_REQUIRED TASK_
Keep only the lines of the data below that contain "chest", and copy them.

+ + + + + + +

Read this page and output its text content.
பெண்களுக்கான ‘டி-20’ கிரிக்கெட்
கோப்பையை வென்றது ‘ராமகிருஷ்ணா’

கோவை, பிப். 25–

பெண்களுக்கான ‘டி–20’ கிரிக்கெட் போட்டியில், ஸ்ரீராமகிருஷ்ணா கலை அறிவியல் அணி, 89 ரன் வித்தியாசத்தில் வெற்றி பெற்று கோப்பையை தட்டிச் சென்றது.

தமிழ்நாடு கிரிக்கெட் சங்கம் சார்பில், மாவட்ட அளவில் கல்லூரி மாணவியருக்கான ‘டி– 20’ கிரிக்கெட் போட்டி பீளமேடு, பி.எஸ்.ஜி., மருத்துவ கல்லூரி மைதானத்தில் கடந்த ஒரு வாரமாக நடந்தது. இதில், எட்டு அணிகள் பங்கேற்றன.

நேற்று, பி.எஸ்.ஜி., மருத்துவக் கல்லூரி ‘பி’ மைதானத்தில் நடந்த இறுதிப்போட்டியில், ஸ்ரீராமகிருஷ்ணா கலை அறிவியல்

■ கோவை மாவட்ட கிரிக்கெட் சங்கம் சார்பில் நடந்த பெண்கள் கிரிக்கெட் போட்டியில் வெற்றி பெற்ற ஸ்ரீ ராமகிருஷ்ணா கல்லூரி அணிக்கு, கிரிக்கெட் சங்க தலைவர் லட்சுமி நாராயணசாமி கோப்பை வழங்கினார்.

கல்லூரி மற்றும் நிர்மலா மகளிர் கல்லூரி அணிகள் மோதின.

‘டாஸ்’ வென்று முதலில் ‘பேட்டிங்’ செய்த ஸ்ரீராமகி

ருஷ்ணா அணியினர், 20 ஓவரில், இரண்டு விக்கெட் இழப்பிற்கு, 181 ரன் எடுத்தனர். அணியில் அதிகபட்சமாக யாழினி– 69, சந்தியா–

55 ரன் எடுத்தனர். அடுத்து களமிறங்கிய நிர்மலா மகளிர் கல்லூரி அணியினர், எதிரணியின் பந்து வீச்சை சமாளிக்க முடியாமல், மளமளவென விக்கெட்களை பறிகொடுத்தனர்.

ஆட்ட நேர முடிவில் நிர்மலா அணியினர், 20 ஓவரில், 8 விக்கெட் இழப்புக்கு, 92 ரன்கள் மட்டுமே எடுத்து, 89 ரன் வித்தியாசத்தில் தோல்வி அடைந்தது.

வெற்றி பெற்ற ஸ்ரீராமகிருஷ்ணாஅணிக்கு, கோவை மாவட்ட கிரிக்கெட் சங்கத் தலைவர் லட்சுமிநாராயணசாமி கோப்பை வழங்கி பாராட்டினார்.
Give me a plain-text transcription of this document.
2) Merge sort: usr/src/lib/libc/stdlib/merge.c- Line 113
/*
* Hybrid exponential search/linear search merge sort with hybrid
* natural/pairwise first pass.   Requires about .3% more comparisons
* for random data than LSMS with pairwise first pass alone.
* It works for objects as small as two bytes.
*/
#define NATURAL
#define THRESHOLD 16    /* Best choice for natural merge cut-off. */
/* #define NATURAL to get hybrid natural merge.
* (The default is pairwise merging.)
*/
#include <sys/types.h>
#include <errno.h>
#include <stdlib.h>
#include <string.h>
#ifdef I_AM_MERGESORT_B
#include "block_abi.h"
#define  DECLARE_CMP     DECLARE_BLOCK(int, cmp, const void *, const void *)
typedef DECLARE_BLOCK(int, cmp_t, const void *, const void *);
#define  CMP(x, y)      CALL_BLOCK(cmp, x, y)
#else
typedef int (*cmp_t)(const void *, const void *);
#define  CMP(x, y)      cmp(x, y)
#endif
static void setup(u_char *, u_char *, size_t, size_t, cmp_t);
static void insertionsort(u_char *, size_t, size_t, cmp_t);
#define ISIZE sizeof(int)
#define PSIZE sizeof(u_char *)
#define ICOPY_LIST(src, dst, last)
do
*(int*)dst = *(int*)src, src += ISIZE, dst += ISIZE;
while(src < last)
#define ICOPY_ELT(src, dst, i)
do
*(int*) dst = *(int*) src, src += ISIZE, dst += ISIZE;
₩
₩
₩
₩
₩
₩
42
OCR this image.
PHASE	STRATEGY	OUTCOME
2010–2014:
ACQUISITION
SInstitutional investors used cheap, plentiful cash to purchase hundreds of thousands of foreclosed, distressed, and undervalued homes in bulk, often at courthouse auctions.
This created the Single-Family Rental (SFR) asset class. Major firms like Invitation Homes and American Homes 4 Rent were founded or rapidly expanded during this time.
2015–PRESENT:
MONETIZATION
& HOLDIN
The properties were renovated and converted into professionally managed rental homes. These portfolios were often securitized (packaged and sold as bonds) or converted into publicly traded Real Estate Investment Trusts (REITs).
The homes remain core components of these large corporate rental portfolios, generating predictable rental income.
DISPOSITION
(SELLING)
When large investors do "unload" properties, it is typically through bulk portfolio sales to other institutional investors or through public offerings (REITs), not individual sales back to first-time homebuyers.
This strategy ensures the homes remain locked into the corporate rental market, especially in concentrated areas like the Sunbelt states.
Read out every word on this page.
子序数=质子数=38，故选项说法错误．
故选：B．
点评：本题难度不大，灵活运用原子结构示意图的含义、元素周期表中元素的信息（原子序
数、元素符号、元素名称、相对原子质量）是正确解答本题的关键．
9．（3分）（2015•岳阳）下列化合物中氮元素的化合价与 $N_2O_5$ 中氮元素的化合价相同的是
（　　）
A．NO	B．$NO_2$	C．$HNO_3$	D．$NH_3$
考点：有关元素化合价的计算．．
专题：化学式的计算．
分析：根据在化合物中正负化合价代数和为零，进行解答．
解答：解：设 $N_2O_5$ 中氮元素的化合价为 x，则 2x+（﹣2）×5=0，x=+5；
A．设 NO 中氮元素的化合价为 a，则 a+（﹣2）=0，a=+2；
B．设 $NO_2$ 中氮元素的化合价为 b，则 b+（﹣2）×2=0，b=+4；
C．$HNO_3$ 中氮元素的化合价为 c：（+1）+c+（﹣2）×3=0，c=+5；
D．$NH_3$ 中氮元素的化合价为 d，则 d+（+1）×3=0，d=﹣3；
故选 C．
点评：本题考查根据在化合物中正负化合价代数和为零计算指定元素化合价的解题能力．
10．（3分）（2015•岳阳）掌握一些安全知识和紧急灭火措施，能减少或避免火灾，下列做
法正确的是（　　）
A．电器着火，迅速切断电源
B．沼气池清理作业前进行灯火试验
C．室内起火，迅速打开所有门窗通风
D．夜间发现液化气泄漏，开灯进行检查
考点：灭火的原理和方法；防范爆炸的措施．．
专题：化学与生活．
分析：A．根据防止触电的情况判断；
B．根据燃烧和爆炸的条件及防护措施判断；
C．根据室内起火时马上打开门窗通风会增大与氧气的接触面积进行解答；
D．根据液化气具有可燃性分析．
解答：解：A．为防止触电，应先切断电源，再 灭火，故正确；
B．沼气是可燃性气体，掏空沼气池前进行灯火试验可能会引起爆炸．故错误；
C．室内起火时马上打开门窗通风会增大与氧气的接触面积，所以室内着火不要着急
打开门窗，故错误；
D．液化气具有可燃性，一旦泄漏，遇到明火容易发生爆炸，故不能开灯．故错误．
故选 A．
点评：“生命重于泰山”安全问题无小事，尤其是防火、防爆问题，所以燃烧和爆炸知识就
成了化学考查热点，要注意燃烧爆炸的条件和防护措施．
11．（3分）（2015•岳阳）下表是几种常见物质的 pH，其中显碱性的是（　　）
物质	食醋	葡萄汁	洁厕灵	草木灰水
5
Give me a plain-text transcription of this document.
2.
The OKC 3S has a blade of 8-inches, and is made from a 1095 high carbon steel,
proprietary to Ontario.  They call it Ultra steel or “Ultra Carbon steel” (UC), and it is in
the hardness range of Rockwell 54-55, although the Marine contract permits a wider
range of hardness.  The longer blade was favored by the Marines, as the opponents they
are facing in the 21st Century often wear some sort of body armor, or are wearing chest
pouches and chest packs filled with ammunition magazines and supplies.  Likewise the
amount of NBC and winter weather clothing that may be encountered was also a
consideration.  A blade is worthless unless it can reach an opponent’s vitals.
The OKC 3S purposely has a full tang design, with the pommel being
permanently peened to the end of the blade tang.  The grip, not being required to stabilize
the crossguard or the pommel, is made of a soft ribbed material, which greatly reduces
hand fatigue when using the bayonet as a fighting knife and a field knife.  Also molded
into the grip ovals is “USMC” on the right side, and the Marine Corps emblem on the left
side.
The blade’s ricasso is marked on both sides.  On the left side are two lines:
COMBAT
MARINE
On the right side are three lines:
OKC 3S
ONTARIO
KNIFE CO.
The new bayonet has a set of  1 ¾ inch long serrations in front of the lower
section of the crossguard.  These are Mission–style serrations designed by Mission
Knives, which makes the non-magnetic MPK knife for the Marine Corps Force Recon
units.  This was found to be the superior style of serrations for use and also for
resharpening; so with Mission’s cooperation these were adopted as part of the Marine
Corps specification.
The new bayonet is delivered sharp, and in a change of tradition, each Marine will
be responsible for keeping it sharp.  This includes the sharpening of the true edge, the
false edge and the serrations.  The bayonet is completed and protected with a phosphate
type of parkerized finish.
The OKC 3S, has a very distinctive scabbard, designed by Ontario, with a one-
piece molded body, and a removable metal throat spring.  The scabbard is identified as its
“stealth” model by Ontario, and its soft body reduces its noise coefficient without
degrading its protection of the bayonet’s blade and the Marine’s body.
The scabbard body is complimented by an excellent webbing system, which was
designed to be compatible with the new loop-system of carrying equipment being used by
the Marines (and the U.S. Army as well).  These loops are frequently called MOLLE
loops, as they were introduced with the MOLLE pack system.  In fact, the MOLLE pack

+ + + + + + +

_RESULT OF THIS TASK_
are facing in the 21st Century often wear some sort of body armor, or are wearing chest
pouches and chest packs filled with ammunition magazines and supplies.  Likewise the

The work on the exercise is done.